Exercise aim:
What is the number of lines in these entries that include "JASNY"? Write that number and no other text.
-- START OF Dataset --
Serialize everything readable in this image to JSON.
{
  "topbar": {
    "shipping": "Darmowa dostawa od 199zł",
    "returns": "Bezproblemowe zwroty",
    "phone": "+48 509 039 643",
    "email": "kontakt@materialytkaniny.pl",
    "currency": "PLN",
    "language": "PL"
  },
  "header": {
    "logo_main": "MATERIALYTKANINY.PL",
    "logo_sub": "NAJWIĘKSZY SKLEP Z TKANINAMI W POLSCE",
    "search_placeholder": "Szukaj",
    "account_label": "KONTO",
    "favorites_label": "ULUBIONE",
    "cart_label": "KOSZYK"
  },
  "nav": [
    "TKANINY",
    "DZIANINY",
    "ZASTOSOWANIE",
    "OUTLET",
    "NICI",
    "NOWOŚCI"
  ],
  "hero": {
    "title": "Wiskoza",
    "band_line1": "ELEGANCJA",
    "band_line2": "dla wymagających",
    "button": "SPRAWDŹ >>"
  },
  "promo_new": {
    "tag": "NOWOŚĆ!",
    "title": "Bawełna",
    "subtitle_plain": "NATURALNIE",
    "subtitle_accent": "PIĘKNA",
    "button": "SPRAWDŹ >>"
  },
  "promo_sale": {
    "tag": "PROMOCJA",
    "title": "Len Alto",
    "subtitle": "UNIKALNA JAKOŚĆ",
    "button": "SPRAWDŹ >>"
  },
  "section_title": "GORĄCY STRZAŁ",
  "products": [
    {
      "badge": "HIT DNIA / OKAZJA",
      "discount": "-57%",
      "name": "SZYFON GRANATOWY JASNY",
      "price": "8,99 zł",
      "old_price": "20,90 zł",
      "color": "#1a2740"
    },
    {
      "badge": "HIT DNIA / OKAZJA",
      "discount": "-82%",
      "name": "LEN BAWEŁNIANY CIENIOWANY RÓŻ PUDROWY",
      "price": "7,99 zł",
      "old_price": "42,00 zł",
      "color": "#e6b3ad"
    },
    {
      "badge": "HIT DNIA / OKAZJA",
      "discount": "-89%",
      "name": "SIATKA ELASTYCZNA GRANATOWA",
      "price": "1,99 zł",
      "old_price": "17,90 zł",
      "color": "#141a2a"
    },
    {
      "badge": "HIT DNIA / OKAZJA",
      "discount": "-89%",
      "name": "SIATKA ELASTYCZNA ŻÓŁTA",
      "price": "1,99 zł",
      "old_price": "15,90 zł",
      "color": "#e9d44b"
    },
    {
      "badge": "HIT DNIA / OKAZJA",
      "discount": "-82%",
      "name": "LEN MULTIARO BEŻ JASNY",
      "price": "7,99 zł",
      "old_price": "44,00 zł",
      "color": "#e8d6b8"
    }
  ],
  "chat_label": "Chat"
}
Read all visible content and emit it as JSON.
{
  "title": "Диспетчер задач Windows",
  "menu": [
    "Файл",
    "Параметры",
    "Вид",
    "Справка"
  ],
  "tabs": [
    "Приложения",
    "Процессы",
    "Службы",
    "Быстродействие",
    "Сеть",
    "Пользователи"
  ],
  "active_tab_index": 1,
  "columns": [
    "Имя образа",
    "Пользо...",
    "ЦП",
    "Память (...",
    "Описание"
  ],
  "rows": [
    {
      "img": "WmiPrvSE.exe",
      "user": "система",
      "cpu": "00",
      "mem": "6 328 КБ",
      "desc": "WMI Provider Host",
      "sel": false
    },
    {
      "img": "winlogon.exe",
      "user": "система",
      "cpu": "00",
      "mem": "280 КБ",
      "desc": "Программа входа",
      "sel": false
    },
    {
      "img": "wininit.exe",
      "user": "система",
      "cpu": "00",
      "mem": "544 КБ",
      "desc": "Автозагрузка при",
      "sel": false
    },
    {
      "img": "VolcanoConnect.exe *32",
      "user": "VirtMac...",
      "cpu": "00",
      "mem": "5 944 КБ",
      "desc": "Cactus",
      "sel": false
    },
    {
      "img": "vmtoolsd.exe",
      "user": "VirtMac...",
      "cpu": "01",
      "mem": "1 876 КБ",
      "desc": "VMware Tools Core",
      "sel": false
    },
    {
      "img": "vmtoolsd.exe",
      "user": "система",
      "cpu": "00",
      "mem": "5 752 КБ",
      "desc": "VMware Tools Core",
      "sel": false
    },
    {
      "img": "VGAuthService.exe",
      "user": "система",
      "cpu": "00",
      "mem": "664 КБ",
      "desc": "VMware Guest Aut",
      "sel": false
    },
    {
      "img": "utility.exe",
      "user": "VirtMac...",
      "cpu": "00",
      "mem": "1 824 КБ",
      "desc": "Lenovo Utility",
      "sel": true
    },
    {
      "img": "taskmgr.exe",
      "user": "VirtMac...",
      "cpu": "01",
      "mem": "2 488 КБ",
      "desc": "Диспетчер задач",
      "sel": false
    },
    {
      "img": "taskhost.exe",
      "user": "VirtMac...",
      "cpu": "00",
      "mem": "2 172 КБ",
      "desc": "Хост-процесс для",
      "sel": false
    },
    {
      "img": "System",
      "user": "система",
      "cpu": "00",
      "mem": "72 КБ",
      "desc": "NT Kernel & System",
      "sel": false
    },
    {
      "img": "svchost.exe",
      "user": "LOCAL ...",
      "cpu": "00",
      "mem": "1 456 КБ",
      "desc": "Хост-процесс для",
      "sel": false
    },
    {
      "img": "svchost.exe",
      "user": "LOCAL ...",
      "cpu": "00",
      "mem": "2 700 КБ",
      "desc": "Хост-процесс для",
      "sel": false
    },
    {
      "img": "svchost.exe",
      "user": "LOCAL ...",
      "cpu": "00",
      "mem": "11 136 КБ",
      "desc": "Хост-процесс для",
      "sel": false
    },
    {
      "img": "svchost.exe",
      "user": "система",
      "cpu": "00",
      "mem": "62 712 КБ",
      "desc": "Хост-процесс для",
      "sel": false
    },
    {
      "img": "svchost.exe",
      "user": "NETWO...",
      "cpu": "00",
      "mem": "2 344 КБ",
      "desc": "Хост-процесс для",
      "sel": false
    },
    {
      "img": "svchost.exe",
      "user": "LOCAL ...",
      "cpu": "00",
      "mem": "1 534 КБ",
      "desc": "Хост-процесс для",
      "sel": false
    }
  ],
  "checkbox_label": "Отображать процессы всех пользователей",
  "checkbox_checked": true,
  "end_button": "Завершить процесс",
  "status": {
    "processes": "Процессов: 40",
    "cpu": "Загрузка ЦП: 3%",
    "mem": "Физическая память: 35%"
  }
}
-- END OF Dataset --
The answer:
2